Recorded data:
────────────────

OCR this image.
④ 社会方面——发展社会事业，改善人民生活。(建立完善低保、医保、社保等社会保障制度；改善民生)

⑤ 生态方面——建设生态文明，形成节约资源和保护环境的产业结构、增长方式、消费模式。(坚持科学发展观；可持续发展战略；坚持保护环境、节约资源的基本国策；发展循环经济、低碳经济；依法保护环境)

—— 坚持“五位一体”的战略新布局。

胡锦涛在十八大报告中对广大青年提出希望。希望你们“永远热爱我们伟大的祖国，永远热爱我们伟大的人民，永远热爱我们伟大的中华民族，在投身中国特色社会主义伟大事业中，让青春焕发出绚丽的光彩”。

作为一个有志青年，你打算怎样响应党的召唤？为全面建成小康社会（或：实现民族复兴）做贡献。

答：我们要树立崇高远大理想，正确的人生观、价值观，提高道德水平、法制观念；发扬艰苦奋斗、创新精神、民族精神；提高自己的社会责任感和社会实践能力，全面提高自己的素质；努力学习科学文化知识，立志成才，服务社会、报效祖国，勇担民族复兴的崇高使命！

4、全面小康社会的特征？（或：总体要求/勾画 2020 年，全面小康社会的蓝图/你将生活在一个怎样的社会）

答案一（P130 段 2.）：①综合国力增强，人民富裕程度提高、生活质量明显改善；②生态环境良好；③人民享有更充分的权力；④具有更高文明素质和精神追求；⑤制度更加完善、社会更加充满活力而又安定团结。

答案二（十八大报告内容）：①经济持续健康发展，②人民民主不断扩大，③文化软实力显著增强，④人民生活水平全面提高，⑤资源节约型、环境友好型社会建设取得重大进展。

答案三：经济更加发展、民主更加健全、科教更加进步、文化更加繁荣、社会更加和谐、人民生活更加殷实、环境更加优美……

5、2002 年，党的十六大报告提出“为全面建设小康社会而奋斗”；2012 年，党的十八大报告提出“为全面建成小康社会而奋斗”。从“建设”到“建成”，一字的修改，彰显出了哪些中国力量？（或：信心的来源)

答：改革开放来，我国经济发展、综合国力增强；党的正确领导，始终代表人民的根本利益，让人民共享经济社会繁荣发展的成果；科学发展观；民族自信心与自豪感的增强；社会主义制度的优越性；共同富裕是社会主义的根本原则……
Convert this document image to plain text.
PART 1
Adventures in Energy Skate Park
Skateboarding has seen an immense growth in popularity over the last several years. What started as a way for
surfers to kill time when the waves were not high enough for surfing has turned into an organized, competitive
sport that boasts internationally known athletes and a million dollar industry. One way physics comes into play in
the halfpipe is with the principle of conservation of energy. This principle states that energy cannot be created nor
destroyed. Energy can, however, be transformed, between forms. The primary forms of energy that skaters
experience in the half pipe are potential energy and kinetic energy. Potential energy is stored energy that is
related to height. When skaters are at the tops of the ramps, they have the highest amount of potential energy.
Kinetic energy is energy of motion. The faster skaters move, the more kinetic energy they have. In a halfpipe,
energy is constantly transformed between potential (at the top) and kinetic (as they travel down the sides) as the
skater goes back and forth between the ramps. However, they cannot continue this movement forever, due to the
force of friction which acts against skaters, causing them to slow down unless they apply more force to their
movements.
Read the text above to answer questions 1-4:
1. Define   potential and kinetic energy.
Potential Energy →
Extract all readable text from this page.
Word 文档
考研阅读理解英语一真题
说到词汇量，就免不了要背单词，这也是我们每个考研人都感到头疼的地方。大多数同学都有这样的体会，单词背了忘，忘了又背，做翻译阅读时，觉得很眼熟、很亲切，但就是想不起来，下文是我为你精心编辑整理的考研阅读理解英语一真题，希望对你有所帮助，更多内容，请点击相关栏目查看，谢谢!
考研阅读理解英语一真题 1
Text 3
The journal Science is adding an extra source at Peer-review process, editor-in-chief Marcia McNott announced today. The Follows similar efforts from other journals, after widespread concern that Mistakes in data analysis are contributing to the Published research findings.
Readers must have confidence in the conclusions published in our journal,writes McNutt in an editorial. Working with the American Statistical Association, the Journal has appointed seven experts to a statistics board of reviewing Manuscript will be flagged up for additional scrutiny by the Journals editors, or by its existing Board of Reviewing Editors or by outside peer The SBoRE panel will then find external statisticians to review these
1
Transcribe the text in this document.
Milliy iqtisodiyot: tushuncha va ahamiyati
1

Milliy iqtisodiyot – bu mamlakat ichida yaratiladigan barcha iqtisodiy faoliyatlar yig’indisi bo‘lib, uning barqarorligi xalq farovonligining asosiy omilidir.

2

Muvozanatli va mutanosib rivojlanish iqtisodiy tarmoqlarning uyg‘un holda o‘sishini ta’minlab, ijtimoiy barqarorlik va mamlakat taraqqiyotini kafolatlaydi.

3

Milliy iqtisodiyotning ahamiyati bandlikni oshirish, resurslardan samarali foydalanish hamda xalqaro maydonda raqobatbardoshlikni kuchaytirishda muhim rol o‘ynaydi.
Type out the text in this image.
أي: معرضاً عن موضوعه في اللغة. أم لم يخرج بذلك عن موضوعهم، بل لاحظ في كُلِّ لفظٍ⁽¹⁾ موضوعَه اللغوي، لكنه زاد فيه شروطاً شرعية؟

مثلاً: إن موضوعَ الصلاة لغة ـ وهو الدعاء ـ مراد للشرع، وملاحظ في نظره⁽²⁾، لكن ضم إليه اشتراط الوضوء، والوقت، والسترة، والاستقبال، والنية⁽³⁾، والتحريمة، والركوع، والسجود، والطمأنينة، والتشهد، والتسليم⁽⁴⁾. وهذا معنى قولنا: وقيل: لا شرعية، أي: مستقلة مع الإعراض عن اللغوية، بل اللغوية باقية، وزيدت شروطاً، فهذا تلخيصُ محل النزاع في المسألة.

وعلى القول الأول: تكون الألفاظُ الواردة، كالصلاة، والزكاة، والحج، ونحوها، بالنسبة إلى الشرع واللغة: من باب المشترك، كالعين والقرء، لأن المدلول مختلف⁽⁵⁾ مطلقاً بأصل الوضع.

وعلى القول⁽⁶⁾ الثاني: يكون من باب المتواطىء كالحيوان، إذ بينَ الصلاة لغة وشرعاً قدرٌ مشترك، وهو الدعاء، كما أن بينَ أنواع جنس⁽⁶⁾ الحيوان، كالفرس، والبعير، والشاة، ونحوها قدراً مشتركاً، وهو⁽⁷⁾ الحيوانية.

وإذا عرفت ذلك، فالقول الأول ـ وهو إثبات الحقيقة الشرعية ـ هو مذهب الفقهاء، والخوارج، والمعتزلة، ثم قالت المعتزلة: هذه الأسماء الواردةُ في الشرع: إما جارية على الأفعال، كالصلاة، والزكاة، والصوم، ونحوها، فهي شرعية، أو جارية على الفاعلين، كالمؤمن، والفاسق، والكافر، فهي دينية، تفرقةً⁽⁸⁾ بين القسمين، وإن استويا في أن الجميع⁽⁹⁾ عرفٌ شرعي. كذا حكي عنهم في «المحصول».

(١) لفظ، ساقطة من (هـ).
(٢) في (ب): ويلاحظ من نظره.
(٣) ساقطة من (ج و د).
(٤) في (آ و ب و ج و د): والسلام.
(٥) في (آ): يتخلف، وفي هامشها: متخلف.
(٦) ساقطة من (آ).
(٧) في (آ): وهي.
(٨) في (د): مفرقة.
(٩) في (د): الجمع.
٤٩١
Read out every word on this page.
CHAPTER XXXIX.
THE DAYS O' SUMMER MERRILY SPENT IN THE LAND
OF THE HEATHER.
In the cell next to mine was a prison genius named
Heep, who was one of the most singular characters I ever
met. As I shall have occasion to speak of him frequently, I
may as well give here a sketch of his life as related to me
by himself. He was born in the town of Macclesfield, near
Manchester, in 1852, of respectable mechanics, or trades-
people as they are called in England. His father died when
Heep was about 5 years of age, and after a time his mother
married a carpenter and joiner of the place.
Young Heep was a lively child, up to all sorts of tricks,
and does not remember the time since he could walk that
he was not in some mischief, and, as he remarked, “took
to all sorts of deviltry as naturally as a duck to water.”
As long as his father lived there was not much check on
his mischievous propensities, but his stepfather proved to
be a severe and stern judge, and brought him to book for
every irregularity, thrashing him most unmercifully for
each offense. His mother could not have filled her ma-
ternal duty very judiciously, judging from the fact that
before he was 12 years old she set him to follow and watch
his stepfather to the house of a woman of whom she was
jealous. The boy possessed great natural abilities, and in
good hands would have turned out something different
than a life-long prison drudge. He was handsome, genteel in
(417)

────────────────

• **The task**:
Find the lines containing "halfpipe" and pull them out.

• **Reply to the task**:
the halfpipe is with the principle of conservation of energy. This principle states that energy cannot be created nor
Kinetic energy is energy of motion. The faster skaters move, the more kinetic energy they have. In a halfpipe,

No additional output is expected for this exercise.